(Stored dataset items)

····················

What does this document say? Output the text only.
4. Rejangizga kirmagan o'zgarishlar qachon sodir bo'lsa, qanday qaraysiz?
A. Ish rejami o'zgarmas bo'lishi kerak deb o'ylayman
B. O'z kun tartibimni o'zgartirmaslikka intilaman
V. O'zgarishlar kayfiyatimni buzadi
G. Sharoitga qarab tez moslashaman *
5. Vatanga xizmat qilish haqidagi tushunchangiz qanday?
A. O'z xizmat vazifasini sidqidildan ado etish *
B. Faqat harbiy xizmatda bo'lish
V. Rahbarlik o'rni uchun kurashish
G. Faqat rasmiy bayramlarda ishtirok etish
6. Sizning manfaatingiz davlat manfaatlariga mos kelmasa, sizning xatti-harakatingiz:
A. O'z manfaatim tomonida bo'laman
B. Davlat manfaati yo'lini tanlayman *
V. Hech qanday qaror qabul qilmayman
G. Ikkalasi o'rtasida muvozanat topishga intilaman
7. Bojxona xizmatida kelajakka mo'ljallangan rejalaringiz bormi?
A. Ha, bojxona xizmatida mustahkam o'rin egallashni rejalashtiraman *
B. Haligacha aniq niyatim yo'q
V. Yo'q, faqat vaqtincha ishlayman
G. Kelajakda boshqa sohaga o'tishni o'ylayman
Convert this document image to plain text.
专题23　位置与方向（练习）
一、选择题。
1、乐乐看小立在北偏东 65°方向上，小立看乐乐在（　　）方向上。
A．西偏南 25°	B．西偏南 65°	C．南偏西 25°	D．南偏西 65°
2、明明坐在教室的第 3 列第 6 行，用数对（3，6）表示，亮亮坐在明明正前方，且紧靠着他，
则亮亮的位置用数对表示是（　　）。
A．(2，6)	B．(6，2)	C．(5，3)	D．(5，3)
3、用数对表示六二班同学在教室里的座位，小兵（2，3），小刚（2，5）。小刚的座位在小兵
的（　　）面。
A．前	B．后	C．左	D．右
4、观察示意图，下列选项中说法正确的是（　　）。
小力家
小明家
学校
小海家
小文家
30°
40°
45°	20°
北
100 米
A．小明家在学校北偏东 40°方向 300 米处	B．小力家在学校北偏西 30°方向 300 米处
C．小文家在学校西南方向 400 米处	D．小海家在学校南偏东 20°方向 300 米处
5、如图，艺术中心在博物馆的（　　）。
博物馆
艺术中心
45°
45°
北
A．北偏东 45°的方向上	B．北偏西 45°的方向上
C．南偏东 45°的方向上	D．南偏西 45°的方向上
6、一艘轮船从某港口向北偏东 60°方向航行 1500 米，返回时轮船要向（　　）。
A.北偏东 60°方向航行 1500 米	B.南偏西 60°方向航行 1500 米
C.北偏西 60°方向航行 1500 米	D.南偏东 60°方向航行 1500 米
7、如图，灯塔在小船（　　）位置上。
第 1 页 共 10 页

····················

Stated exercise >>
Give again the lines from the line holding "Convert this document image to plain text." through the close of the listing, both included, exactly as written and with nothing else.

Result of this task >>
Convert this document image to plain text.
专题23　位置与方向（练习）
一、选择题。
1、乐乐看小立在北偏东 65°方向上，小立看乐乐在（　　）方向上。
A．西偏南 25°	B．西偏南 65°	C．南偏西 25°	D．南偏西 65°
2、明明坐在教室的第 3 列第 6 行，用数对（3，6）表示，亮亮坐在明明正前方，且紧靠着他，
则亮亮的位置用数对表示是（　　）。
A．(2，6)	B．(6，2)	C．(5，3)	D．(5，3)
3、用数对表示六二班同学在教室里的座位，小兵（2，3），小刚（2，5）。小刚的座位在小兵
的（　　）面。
A．前	B．后	C．左	D．右
4、观察示意图，下列选项中说法正确的是（　　）。
小力家
小明家
学校
小海家
小文家
30°
40°
45°	20°
北
100 米
A．小明家在学校北偏东 40°方向 300 米处	B．小力家在学校北偏西 30°方向 300 米处
C．小文家在学校西南方向 400 米处	D．小海家在学校南偏东 20°方向 300 米处
5、如图，艺术中心在博物馆的（　　）。
博物馆
艺术中心
45°
45°
北
A．北偏东 45°的方向上	B．北偏西 45°的方向上
C．南偏东 45°的方向上	D．南偏西 45°的方向上
6、一艘轮船从某港口向北偏东 60°方向航行 1500 米，返回时轮船要向（　　）。
A.北偏东 60°方向航行 1500 米	B.南偏西 60°方向航行 1500 米
C.北偏西 60°方向航行 1500 米	D.南偏东 60°方向航行 1500 米
7、如图，灯塔在小船（　　）位置上。
第 1 页 共 10 页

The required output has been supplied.